(Data records)

▼

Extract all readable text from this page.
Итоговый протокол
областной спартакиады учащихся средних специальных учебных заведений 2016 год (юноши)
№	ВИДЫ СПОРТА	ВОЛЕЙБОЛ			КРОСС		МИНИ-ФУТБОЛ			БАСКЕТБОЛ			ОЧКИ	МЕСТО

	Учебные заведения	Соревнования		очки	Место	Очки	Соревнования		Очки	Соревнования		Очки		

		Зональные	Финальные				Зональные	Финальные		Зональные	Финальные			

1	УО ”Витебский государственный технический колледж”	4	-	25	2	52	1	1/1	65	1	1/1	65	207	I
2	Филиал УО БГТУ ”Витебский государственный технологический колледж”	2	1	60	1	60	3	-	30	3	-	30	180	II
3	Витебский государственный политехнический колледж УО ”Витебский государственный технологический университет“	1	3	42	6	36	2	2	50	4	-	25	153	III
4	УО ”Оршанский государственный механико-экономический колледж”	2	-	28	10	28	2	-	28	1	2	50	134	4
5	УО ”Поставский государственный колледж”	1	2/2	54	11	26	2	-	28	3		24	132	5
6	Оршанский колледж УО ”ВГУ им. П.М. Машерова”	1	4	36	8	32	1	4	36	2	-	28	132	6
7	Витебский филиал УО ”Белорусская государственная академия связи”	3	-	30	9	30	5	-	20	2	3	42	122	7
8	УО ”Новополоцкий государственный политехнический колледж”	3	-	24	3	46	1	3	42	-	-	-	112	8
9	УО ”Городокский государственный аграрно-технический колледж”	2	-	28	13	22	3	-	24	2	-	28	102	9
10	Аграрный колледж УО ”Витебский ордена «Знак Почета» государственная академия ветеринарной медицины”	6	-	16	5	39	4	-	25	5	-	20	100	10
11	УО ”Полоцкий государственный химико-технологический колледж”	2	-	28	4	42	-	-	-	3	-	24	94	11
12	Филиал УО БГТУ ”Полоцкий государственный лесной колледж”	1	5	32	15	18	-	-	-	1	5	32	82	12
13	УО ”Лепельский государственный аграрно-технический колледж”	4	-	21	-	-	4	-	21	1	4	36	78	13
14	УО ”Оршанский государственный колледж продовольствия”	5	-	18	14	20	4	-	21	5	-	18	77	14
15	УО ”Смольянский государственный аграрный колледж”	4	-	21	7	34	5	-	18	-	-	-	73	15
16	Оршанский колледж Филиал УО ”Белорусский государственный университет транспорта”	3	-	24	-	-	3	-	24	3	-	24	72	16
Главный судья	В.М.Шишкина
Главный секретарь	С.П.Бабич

▲

In the listing above, find the lines holding the word "академия" and copy them.

(WRITTEN SOLUTION)
7	Витебский филиал УО ”Белорусская государственная академия связи”	3	-	30	9	30	5	-	20	2	3	42	122	7
10	Аграрный колледж УО ”Витебский ордена «Знак Почета» государственная академия ветеринарной медицины”	6	-	16	5	39	4	-	25	5	-	20	100	10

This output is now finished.